─── DATA PROVIDED ───
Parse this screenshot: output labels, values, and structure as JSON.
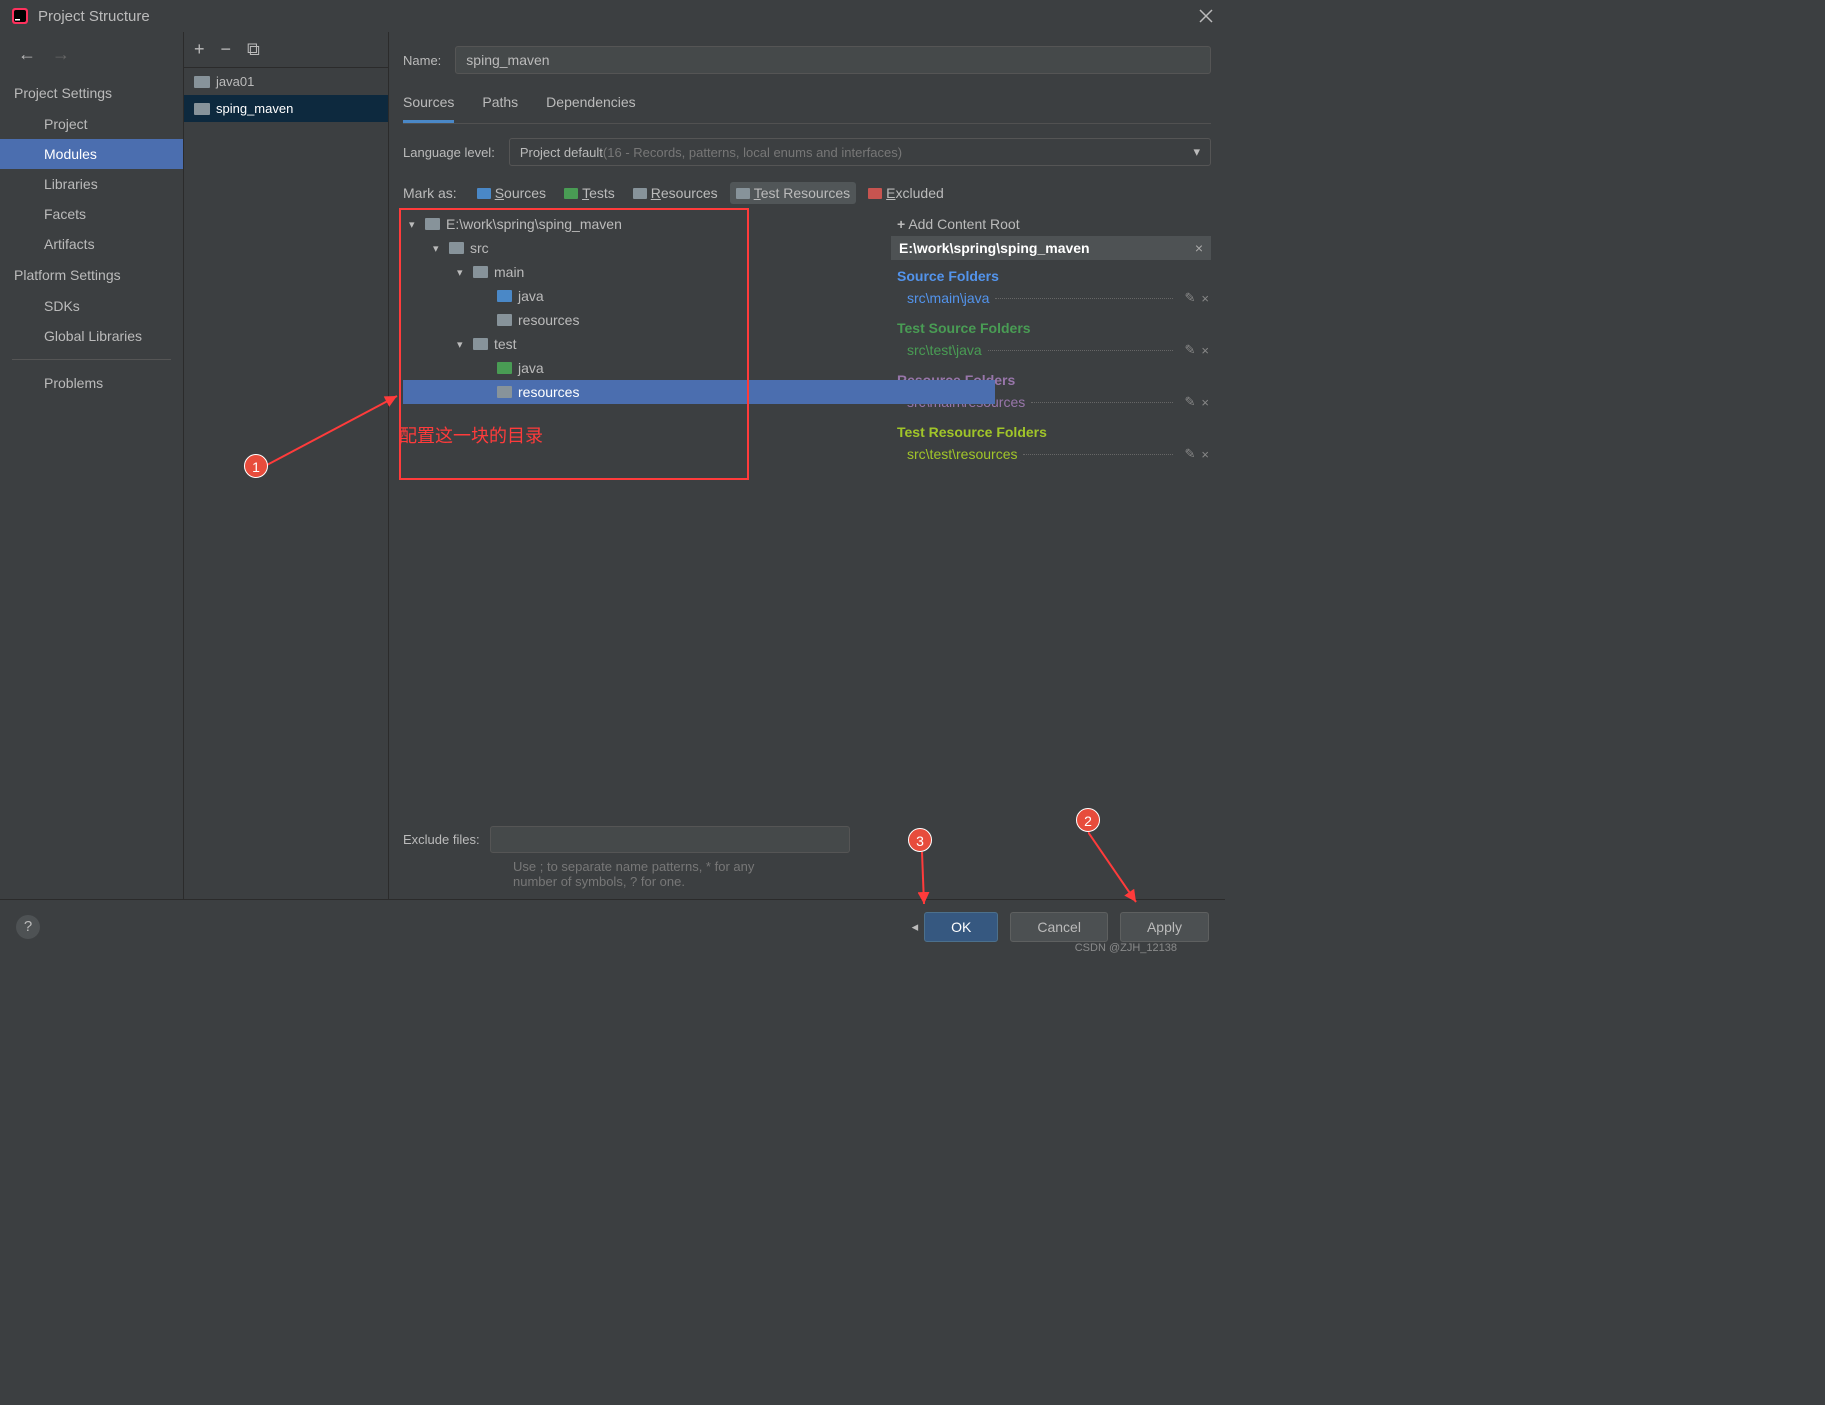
{
  "window": {
    "title": "Project Structure"
  },
  "sidebar": {
    "section1": "Project Settings",
    "section2": "Platform Settings",
    "items1": [
      "Project",
      "Modules",
      "Libraries",
      "Facets",
      "Artifacts"
    ],
    "items2": [
      "SDKs",
      "Global Libraries"
    ],
    "problems": "Problems",
    "selected": 1
  },
  "middle": {
    "modules": [
      "java01",
      "sping_maven"
    ],
    "selected": 1
  },
  "name": {
    "label": "Name:",
    "value": "sping_maven"
  },
  "tabs": {
    "items": [
      "Sources",
      "Paths",
      "Dependencies"
    ],
    "active": 0
  },
  "lang": {
    "label": "Language level:",
    "value": "Project default ",
    "hint": "(16 - Records, patterns, local enums and interfaces)"
  },
  "mark": {
    "label": "Mark as:",
    "items": [
      {
        "label": "Sources",
        "cls": "c-src"
      },
      {
        "label": "Tests",
        "cls": "c-test"
      },
      {
        "label": "Resources",
        "cls": "c-res"
      },
      {
        "label": "Test Resources",
        "cls": "c-tres"
      },
      {
        "label": "Excluded",
        "cls": "c-exc"
      }
    ],
    "selected": 3
  },
  "tree": {
    "rows": [
      {
        "indent": 0,
        "arrow": true,
        "folder": "#87939a",
        "label": "E:\\work\\spring\\sping_maven"
      },
      {
        "indent": 1,
        "arrow": true,
        "folder": "#87939a",
        "label": "src"
      },
      {
        "indent": 2,
        "arrow": true,
        "folder": "#87939a",
        "label": "main"
      },
      {
        "indent": 3,
        "arrow": false,
        "folder": "#4a88c7",
        "label": "java"
      },
      {
        "indent": 3,
        "arrow": false,
        "folder": "#87939a",
        "label": "resources"
      },
      {
        "indent": 2,
        "arrow": true,
        "folder": "#87939a",
        "label": "test"
      },
      {
        "indent": 3,
        "arrow": false,
        "folder": "#499c54",
        "label": "java"
      },
      {
        "indent": 3,
        "arrow": false,
        "folder": "#87939a",
        "label": "resources",
        "selected": true
      }
    ]
  },
  "annotation": {
    "text": "配置这一块的目录"
  },
  "right": {
    "add": "Add Content Root",
    "root": "E:\\work\\spring\\sping_maven",
    "sections": [
      {
        "head": "Source Folders",
        "cls": "t-src",
        "path": "src\\main\\java"
      },
      {
        "head": "Test Source Folders",
        "cls": "t-test",
        "path": "src\\test\\java"
      },
      {
        "head": "Resource Folders",
        "cls": "t-res",
        "path": "src\\main\\resources"
      },
      {
        "head": "Test Resource Folders",
        "cls": "t-tres",
        "path": "src\\test\\resources"
      }
    ]
  },
  "exclude": {
    "label": "Exclude files:",
    "hint1": "Use ; to separate name patterns, * for any",
    "hint2": "number of symbols, ? for one."
  },
  "footer": {
    "ok": "OK",
    "cancel": "Cancel",
    "apply": "Apply"
  },
  "badges": {
    "b1": "1",
    "b2": "2",
    "b3": "3"
  },
  "watermark": "CSDN @ZJH_12138"
}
───
● PROBLEM TO WORK ON:
Copy all the lines of data exactly as they appear, dropping any images.

● WRITTEN RESPONSE:
Parse this screenshot: output labels, values, and structure as JSON.
{
  "window": {
    "title": "Project Structure"
  },
  "sidebar": {
    "section1": "Project Settings",
    "section2": "Platform Settings",
    "items1": [
      "Project",
      "Modules",
      "Libraries",
      "Facets",
      "Artifacts"
    ],
    "items2": [
      "SDKs",
      "Global Libraries"
    ],
    "problems": "Problems",
    "selected": 1
  },
  "middle": {
    "modules": [
      "java01",
      "sping_maven"
    ],
    "selected": 1
  },
  "name": {
    "label": "Name:",
    "value": "sping_maven"
  },
  "tabs": {
    "items": [
      "Sources",
      "Paths",
      "Dependencies"
    ],
    "active": 0
  },
  "lang": {
    "label": "Language level:",
    "value": "Project default ",
    "hint": "(16 - Records, patterns, local enums and interfaces)"
  },
  "mark": {
    "label": "Mark as:",
    "items": [
      {
        "label": "Sources",
        "cls": "c-src"
      },
      {
        "label": "Tests",
        "cls": "c-test"
      },
      {
        "label": "Resources",
        "cls": "c-res"
      },
      {
        "label": "Test Resources",
        "cls": "c-tres"
      },
      {
        "label": "Excluded",
        "cls": "c-exc"
      }
    ],
    "selected": 3
  },
  "tree": {
    "rows": [
      {
        "indent": 0,
        "arrow": true,
        "folder": "#87939a",
        "label": "E:\\work\\spring\\sping_maven"
      },
      {
        "indent": 1,
        "arrow": true,
        "folder": "#87939a",
        "label": "src"
      },
      {
        "indent": 2,
        "arrow": true,
        "folder": "#87939a",
        "label": "main"
      },
      {
        "indent": 3,
        "arrow": false,
        "folder": "#4a88c7",
        "label": "java"
      },
      {
        "indent": 3,
        "arrow": false,
        "folder": "#87939a",
        "label": "resources"
      },
      {
        "indent": 2,
        "arrow": true,
        "folder": "#87939a",
        "label": "test"
      },
      {
        "indent": 3,
        "arrow": false,
        "folder": "#499c54",
        "label": "java"
      },
      {
        "indent": 3,
        "arrow": false,
        "folder": "#87939a",
        "label": "resources",
        "selected": true
      }
    ]
  },
  "annotation": {
    "text": "配置这一块的目录"
  },
  "right": {
    "add": "Add Content Root",
    "root": "E:\\work\\spring\\sping_maven",
    "sections": [
      {
        "head": "Source Folders",
        "cls": "t-src",
        "path": "src\\main\\java"
      },
      {
        "head": "Test Source Folders",
        "cls": "t-test",
        "path": "src\\test\\java"
      },
      {
        "head": "Resource Folders",
        "cls": "t-res",
        "path": "src\\main\\resources"
      },
      {
        "head": "Test Resource Folders",
        "cls": "t-tres",
        "path": "src\\test\\resources"
      }
    ]
  },
  "exclude": {
    "label": "Exclude files:",
    "hint1": "Use ; to separate name patterns, * for any",
    "hint2": "number of symbols, ? for one."
  },
  "footer": {
    "ok": "OK",
    "cancel": "Cancel",
    "apply": "Apply"
  },
  "badges": {
    "b1": "1",
    "b2": "2",
    "b3": "3"
  },
  "watermark": "CSDN @ZJH_12138"
}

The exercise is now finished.